Identify and copy all lines of the material where the string "right" is found.

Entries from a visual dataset
----------

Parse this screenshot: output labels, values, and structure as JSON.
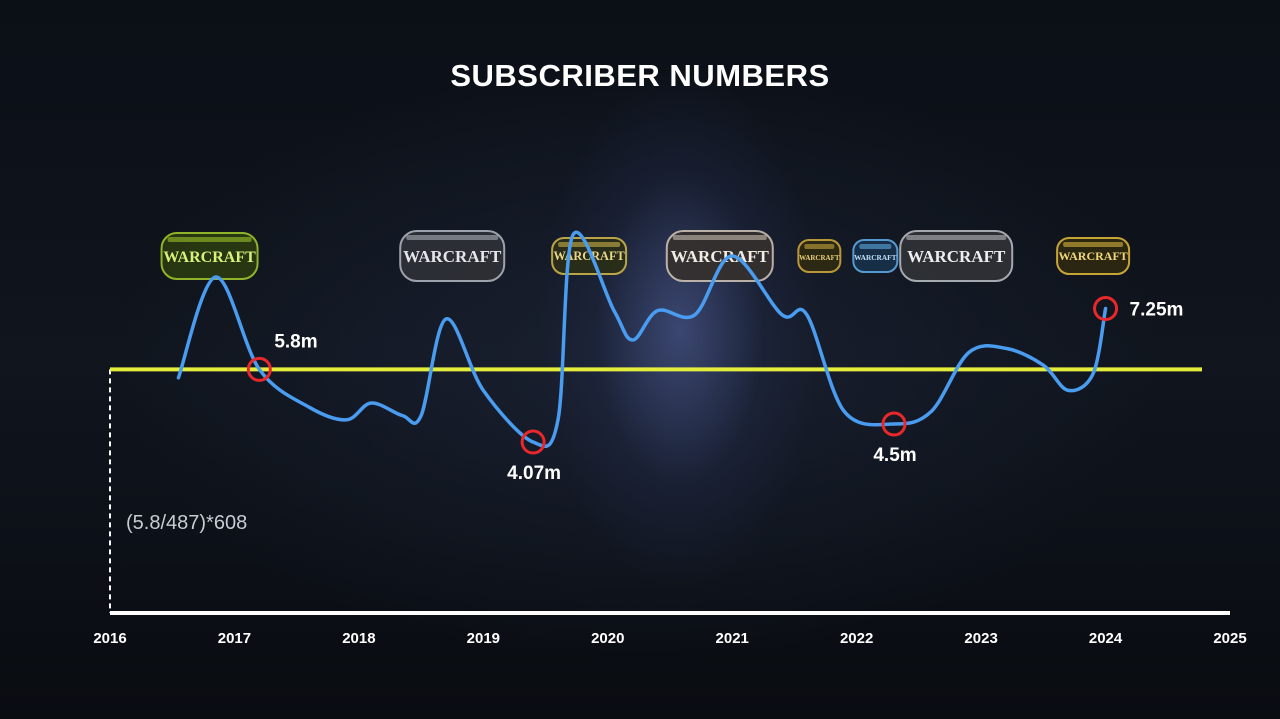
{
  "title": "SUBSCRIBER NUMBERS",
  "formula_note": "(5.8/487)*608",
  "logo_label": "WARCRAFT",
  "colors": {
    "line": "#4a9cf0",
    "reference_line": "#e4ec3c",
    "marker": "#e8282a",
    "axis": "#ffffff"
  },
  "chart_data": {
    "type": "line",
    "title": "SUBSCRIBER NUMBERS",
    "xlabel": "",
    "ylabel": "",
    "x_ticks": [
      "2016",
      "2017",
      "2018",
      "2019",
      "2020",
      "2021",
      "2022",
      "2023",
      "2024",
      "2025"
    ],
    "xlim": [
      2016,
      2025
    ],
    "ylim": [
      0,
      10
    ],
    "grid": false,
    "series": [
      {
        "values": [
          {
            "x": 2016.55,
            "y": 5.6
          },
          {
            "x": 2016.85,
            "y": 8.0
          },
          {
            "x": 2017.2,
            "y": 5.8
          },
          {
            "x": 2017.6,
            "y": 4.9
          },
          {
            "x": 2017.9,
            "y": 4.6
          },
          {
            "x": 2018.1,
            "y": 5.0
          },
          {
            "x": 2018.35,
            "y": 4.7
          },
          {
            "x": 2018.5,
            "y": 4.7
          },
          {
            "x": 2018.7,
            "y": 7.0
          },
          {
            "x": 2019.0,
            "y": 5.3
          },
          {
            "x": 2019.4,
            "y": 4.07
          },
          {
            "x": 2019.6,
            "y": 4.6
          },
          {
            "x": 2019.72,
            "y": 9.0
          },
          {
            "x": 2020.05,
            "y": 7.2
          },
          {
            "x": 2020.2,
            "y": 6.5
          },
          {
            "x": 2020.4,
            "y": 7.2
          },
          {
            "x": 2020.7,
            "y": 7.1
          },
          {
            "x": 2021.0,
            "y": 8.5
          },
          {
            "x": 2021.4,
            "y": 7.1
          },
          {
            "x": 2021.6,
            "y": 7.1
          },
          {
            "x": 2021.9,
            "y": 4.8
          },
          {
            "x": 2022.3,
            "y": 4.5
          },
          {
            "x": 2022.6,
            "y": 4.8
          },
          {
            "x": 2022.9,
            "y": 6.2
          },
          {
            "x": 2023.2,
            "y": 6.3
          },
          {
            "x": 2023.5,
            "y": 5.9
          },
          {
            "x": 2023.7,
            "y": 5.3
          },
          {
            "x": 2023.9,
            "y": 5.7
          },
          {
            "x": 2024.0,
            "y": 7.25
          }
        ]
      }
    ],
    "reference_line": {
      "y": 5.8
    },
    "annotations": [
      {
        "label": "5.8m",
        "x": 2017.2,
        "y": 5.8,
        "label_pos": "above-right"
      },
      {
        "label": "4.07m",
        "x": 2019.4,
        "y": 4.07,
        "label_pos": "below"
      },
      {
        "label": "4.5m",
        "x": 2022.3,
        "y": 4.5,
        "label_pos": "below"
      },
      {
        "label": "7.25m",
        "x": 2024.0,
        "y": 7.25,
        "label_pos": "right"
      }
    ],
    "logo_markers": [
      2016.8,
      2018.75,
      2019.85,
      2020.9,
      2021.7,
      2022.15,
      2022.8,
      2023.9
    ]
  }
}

----------

◆ **ANSWER**:
        "label_pos": "above-right"
        "label_pos": "right"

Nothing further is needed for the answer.